Stated exercise —
Please extract every line from the items below that contains the word "density".

Data shown —
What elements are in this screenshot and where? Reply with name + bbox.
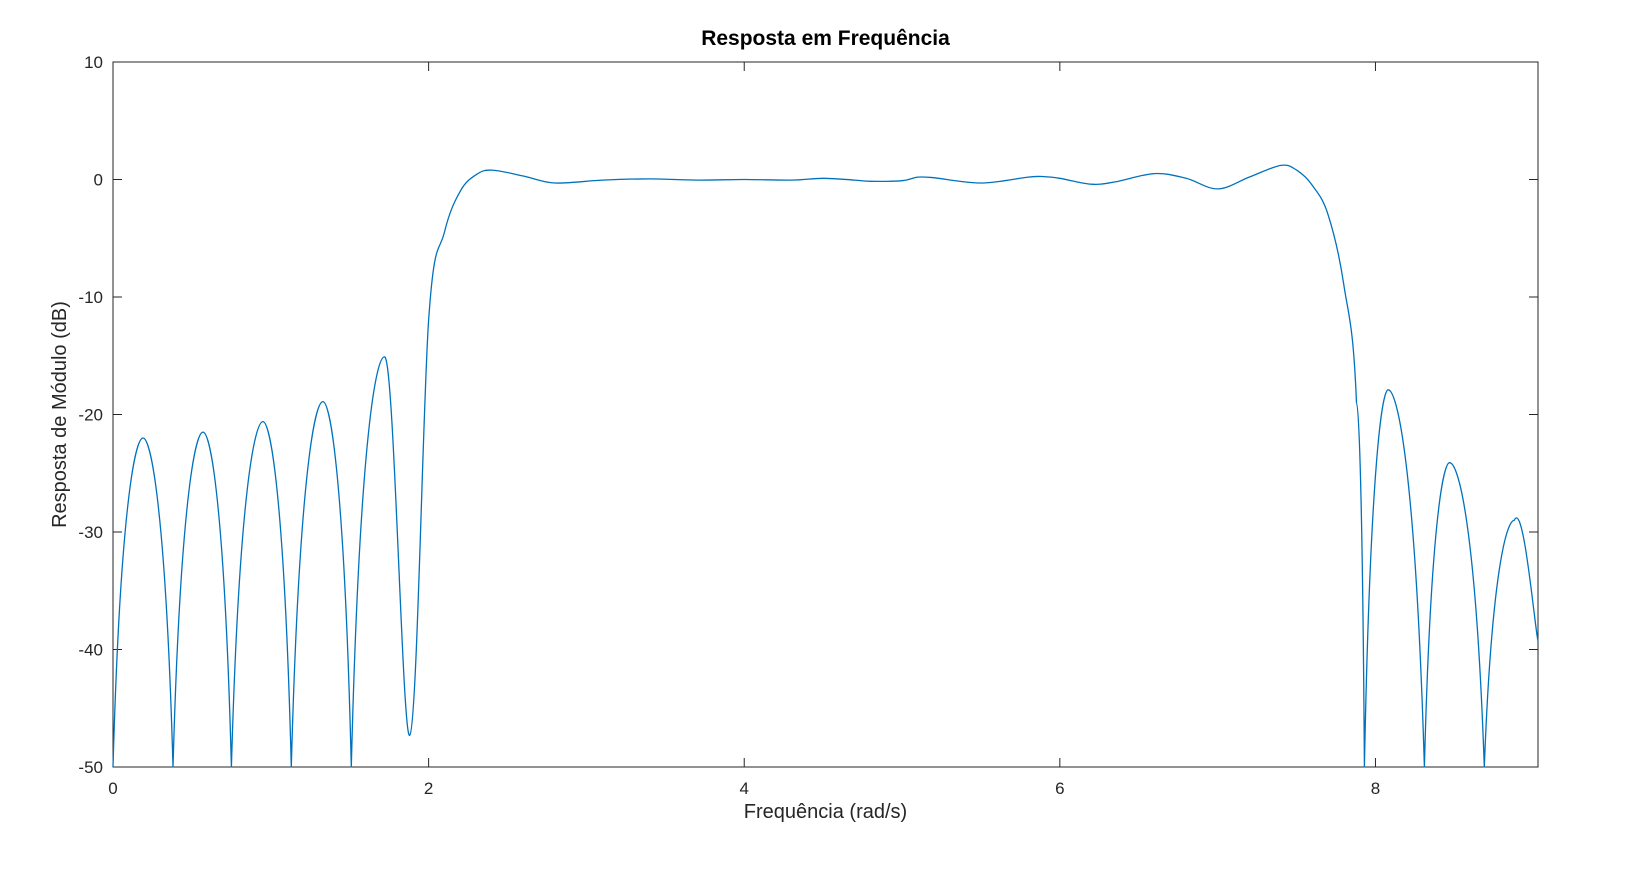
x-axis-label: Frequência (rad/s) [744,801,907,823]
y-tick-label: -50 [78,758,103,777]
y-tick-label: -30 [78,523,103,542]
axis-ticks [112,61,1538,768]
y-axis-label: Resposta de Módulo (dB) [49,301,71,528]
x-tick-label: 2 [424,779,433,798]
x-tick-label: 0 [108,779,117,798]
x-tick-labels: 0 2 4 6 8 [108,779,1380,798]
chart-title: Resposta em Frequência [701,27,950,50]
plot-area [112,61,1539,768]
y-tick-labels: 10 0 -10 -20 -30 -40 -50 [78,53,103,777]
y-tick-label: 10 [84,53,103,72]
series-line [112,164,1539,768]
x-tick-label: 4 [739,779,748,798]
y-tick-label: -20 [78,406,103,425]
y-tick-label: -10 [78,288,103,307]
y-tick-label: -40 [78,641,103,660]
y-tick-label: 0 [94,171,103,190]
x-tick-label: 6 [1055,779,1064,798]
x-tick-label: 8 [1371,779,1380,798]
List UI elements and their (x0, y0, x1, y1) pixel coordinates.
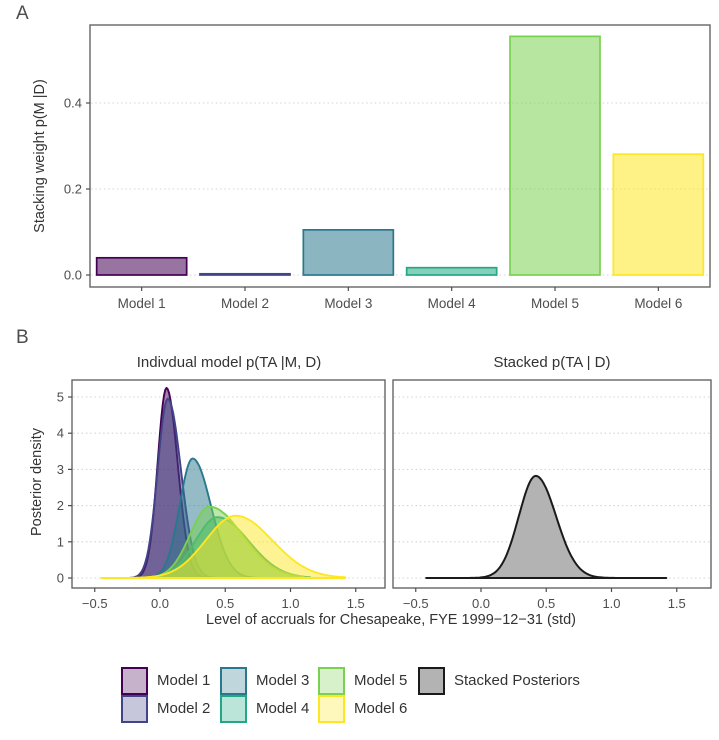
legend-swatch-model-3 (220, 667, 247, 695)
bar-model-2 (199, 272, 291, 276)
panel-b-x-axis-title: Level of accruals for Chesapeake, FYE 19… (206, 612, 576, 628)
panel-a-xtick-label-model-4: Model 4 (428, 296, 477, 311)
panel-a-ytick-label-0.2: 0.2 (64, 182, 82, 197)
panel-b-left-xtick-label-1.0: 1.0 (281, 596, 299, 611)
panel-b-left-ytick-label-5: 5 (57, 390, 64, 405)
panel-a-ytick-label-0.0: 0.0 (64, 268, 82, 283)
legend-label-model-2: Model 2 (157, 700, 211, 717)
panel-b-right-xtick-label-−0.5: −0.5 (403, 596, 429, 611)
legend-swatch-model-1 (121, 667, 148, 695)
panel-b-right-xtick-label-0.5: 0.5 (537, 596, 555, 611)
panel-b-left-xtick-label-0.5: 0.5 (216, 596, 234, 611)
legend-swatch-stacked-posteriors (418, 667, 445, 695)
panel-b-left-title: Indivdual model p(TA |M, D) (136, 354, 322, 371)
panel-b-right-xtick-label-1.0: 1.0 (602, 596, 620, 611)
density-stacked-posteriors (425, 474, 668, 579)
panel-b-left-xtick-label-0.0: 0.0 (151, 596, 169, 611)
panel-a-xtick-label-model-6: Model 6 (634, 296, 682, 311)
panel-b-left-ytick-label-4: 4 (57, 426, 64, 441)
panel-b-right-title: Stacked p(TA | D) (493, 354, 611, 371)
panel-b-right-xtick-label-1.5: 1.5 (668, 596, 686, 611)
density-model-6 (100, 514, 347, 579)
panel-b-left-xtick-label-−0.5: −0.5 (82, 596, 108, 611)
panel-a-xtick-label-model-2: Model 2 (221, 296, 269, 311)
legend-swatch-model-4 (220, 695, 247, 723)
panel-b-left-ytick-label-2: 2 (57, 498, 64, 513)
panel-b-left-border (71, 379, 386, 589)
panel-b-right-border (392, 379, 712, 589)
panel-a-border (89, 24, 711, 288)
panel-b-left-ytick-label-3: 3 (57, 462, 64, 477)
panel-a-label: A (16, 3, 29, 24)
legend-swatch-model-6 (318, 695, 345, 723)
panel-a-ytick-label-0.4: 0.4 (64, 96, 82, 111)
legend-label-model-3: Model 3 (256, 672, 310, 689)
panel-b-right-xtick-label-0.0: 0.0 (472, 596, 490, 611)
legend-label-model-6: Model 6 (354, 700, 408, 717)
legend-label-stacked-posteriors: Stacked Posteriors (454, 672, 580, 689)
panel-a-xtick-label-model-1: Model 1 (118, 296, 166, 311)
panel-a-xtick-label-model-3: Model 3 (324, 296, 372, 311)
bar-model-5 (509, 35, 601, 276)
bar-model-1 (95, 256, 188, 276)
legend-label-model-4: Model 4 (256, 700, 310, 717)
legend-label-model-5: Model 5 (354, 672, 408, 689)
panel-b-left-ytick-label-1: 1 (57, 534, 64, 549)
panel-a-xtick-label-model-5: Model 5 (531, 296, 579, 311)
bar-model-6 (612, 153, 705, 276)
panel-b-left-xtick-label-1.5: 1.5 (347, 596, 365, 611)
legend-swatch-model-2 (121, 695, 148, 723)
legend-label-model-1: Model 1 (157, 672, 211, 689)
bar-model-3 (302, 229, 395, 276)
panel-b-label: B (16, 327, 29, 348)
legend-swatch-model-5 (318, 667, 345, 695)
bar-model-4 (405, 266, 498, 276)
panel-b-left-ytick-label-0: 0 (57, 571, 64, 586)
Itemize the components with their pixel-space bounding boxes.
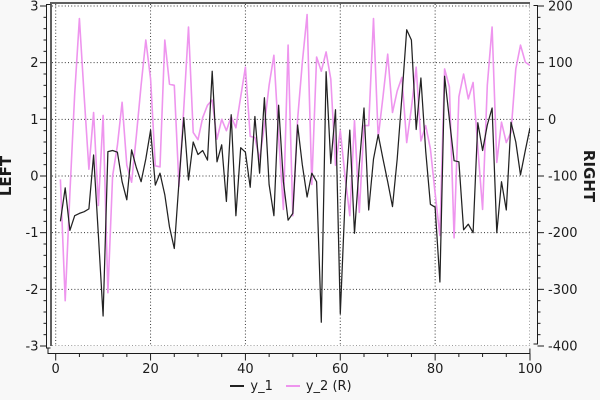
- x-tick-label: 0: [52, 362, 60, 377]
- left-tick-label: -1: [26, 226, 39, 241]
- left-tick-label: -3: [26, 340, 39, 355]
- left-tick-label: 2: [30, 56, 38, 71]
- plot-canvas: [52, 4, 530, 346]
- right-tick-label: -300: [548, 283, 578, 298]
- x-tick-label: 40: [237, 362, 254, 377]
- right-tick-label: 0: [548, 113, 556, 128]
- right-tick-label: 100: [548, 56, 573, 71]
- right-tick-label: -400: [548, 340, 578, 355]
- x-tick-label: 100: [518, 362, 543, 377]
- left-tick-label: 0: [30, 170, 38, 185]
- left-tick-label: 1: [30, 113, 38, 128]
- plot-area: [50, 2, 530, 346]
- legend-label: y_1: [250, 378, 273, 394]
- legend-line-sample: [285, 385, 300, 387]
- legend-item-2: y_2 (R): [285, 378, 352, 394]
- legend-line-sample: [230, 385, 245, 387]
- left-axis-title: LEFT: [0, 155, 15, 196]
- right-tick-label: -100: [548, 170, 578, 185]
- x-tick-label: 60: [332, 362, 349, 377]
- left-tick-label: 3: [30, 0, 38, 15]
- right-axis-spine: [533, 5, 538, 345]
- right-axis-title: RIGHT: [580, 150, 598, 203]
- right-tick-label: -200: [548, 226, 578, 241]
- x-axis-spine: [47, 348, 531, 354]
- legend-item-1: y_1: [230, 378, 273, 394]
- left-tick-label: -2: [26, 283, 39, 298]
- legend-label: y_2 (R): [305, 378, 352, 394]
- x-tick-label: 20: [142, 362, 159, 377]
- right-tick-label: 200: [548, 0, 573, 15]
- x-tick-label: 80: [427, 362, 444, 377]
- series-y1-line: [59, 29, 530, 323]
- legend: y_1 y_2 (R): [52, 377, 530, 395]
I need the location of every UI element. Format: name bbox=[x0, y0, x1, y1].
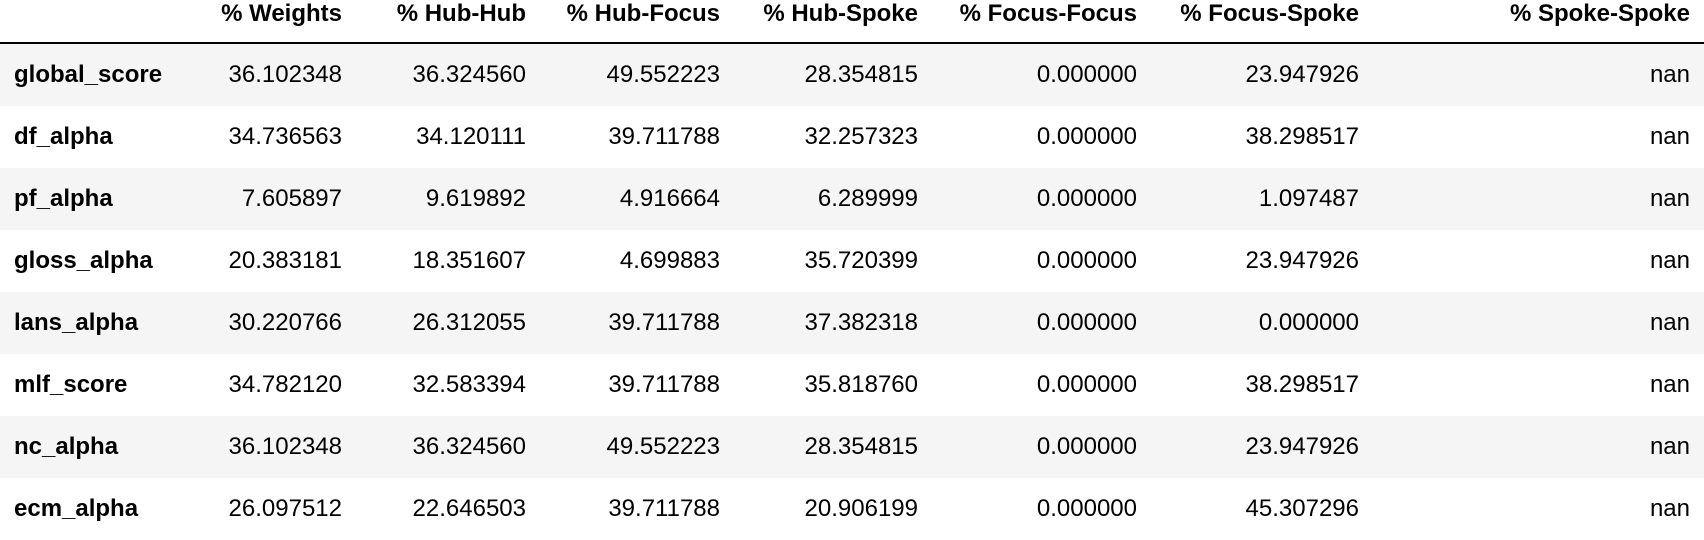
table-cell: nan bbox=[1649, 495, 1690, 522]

Response —
density-stacked-posteriors (425, 474, 668, 579)
density-model-6 (100, 514, 347, 579)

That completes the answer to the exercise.